§ **Brief**: Convert the lines of the records, starting at the first line and ending at the line that contains "stage-label: 第４段階 — [2, 3, 102, 33]", into a numbered list, omitting any blank lines.

§ **Records shown**:
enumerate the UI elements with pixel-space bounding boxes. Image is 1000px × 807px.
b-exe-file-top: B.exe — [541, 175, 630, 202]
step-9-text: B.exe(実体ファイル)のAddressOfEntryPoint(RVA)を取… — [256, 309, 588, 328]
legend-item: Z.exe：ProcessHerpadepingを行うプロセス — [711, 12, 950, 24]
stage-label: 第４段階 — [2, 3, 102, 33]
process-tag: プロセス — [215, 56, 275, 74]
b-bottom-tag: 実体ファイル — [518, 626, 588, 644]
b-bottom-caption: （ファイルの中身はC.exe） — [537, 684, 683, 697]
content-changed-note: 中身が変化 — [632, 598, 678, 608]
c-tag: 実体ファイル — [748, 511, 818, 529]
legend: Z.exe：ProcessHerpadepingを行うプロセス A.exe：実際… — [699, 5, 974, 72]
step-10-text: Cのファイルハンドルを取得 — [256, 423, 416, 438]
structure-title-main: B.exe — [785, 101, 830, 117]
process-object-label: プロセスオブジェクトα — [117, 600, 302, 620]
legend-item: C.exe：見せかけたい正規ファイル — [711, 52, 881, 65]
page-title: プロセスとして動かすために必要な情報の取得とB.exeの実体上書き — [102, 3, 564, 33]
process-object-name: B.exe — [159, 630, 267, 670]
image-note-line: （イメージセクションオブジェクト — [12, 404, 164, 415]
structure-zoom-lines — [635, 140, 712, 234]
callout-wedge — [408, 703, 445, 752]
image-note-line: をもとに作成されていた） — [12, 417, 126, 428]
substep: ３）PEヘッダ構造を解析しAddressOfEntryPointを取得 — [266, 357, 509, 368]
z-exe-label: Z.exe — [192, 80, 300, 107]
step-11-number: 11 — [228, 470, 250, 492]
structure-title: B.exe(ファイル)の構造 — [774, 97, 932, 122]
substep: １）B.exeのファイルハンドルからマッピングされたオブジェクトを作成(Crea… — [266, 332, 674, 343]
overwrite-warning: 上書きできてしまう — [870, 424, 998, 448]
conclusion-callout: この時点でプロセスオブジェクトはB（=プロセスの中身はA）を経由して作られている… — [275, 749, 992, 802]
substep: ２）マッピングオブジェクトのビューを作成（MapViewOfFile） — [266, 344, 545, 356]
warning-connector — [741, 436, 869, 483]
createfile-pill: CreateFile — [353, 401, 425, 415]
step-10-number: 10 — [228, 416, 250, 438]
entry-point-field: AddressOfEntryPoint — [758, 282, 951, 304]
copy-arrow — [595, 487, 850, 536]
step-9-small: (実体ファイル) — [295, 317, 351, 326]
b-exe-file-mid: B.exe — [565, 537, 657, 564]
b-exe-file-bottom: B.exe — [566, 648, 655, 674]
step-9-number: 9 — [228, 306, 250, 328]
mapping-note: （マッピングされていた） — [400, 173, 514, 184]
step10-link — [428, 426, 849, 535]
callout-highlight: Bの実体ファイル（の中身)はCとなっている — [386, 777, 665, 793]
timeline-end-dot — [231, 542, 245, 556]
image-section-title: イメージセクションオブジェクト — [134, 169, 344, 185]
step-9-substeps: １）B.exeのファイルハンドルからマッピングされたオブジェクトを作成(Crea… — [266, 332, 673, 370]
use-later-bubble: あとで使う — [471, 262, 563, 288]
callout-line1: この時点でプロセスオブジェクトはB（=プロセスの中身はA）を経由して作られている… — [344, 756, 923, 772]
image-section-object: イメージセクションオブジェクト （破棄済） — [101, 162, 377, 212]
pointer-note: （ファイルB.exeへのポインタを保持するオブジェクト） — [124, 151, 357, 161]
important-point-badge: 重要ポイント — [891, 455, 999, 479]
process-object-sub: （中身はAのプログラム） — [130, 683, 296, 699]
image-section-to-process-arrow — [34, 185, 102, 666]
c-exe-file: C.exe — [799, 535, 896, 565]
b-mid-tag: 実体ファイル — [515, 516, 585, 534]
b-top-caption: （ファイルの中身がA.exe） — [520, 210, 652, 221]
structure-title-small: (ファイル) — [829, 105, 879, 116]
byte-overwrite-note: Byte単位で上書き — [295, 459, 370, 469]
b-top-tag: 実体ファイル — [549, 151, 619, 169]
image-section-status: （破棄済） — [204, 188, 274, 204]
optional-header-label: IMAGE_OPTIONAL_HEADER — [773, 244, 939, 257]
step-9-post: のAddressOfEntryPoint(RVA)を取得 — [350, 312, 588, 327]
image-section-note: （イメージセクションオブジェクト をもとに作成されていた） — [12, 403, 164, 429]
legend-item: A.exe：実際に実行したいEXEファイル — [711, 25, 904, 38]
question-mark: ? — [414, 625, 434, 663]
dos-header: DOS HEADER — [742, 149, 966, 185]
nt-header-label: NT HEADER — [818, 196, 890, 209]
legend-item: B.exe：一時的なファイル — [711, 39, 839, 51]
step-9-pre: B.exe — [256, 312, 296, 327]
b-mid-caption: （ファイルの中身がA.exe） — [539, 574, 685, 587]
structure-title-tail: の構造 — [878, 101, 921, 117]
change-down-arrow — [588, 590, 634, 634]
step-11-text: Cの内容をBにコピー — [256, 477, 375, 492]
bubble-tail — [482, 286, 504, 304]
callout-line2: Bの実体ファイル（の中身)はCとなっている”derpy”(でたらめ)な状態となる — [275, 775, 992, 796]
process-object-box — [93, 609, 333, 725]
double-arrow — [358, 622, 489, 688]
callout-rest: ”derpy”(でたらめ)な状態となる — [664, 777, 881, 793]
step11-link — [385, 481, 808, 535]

§ **Answer to the task**:
1. enumerate the UI elements with pixel-space bounding boxes. Image is 1000px × 807px.
2. b-exe-file-top: B.exe — [541, 175, 630, 202]
3. step-9-text: B.exe(実体ファイル)のAddressOfEntryPoint(RVA)を取… — [256, 309, 588, 328]
4. legend-item: Z.exe：ProcessHerpadepingを行うプロセス — [711, 12, 950, 24]
5. stage-label: 第４段階 — [2, 3, 102, 33]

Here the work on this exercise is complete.